━━━ Information shown
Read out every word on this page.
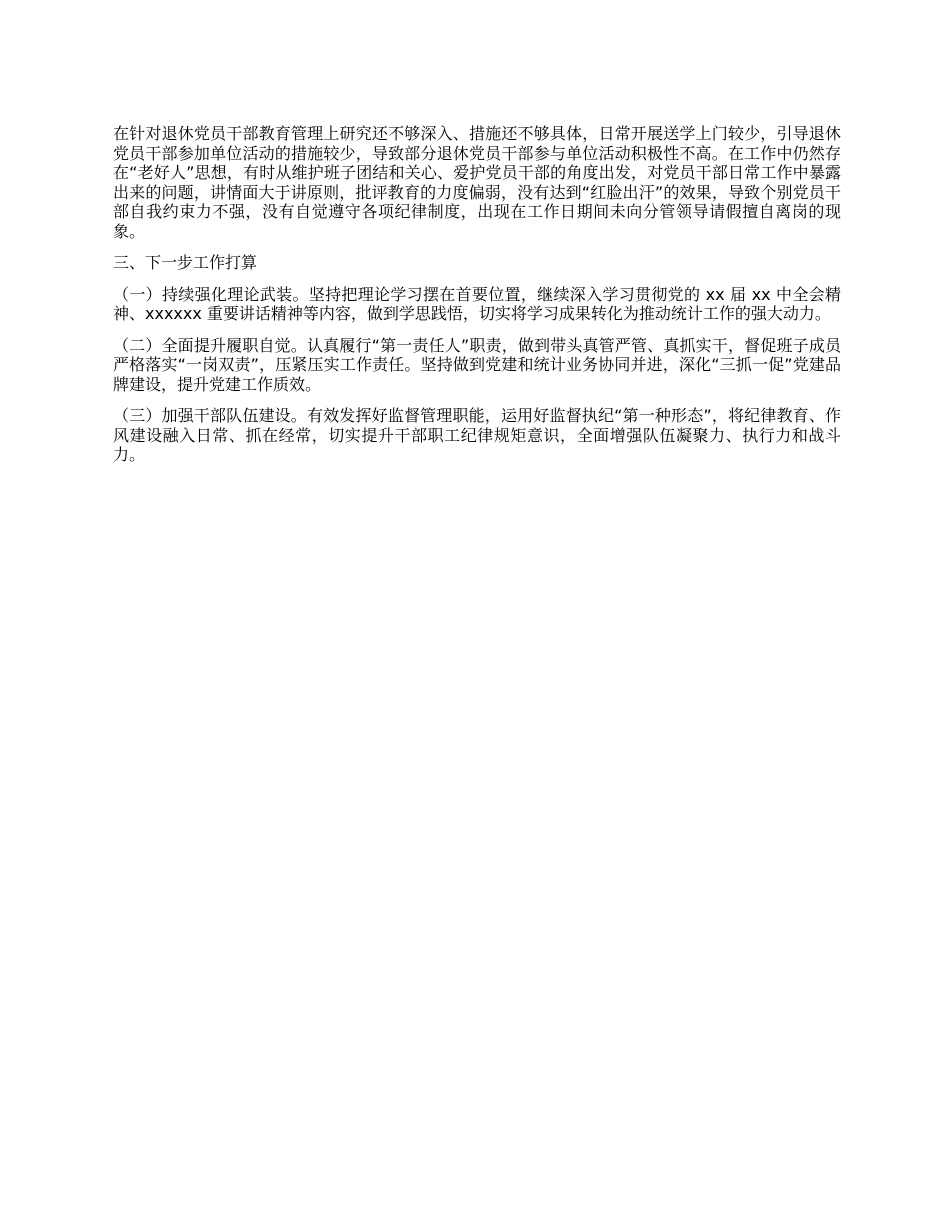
在针对退休党员干部教育管理上研究还不够深入、措施还不够具体，日常开展送学上门较少，引导退休党员干部参加单位活动的措施较少，导致部分退休党员干部参与单位活动积极性不高。在工作中仍然存在“老好人”思想，有时从维护班子团结和关心、爱护党员干部的角度出发，对党员干部日常工作中暴露出来的问题，讲情面大于讲原则，批评教育的力度偏弱，没有达到“红脸出汗”的效果，导致个别党员干部自我约束力不强，没有自觉遵守各项纪律制度，出现在工作日期间未向分管领导请假擅自离岗的现象。

三、下一步工作打算

（一）持续强化理论武装。坚持把理论学习摆在首要位置，继续深入学习贯彻党的 xx 届 xx 中全会精神、xxxxxx 重要讲话精神等内容，做到学思践悟，切实将学习成果转化为推动统计工作的强大动力。

（二）全面提升履职自觉。认真履行“第一责任人”职责，做到带头真管严管、真抓实干，督促班子成员严格落实“一岗双责”，压紧压实工作责任。坚持做到党建和统计业务协同并进，深化“三抓一促”党建品牌建设，提升党建工作质效。

（三）加强干部队伍建设。有效发挥好监督管理职能，运用好监督执纪“第一种形态”，将纪律教育、作风建设融入日常、抓在经常，切实提升干部职工纪律规矩意识，全面增强队伍凝聚力、执行力和战斗力。
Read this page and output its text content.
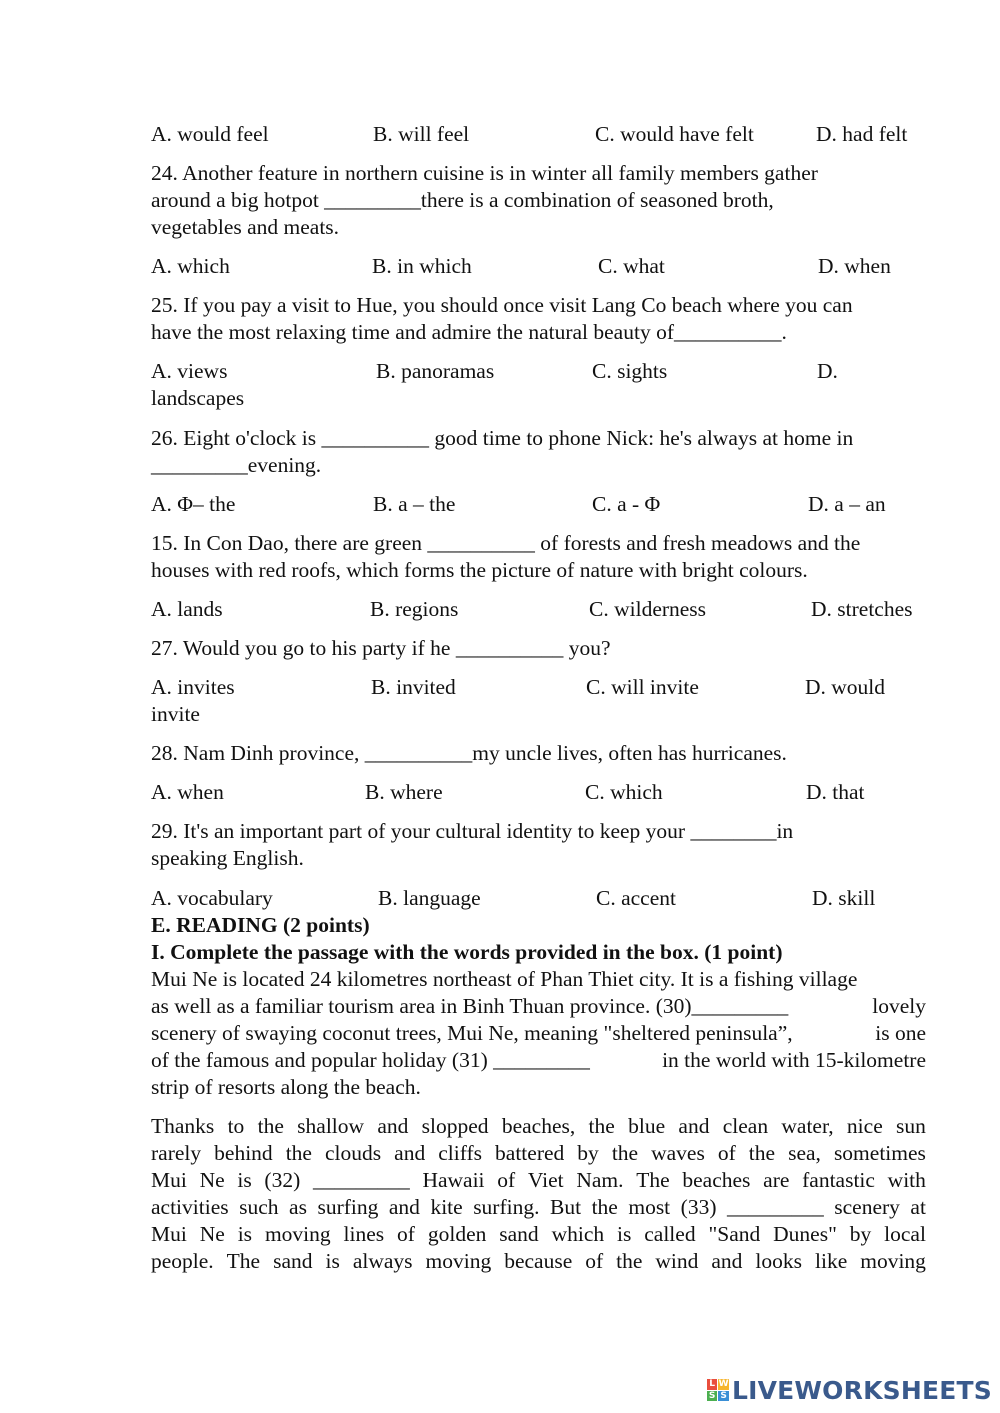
A. would feel	B. will feel	C. would have felt	D. had felt
24. Another feature in northern cuisine is in winter all family members gather
around a big hotpot _________there is a combination of seasoned broth,
vegetables and meats.
A. which	B. in which	C. what	D. when
25. If you pay a visit to Hue, you should once visit Lang Co beach where you can
have the most relaxing time and admire the natural beauty of__________.
A. views	B. panoramas	C. sights	D.
landscapes
26. Eight o'clock is __________ good time to phone Nick: he's always at home in
_________evening.
A. Φ– the	B. a – the	C. a - Φ	D. a – an
15. In Con Dao, there are green __________ of forests and fresh meadows and the
houses with red roofs, which forms the picture of nature with bright colours.
A. lands	B. regions	C. wilderness	D. stretches
27. Would you go to his party if he __________ you?
A. invites	B. invited	C. will invite	D. would
invite
28. Nam Dinh province, __________my uncle lives, often has hurricanes.
A. when	B. where	C. which	D. that
29. It's an important part of your cultural identity to keep your ________in
speaking English.
A. vocabulary	B. language	C. accent	D. skill
E. READING (2 points)
I. Complete the passage with the words provided in the box. (1 point)
Mui Ne is located 24 kilometres northeast of Phan Thiet city. It is a fishing village
as well as a familiar tourism area in Binh Thuan province. (30)_________	lovely
scenery of swaying coconut trees, Mui Ne, meaning "sheltered peninsula”,	is one
of the famous and popular holiday (31) _________	in the world with 15-kilometre
strip of resorts along the beach.
Thanks to the shallow and slopped beaches, the blue and clean water, nice sun
rarely behind the clouds and cliffs battered by the waves of the sea, sometimes
Mui Ne is (32) _________ Hawaii of Viet Nam. The beaches are fantastic with
activities such as surfing and kite surfing. But the most (33) _________ scenery at
Mui Ne is moving lines of golden sand which is called "Sand Dunes" by local
people. The sand is always moving because of the wind and looks like moving
L W
S S LIVEWORKSHEETS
━━━━━━
Written request: Read the entries and show each line that mentions "where".

Right answer:
25. If you pay a visit to Hue, you should once visit Lang Co beach where you can
A. when	B. where	C. which	D. that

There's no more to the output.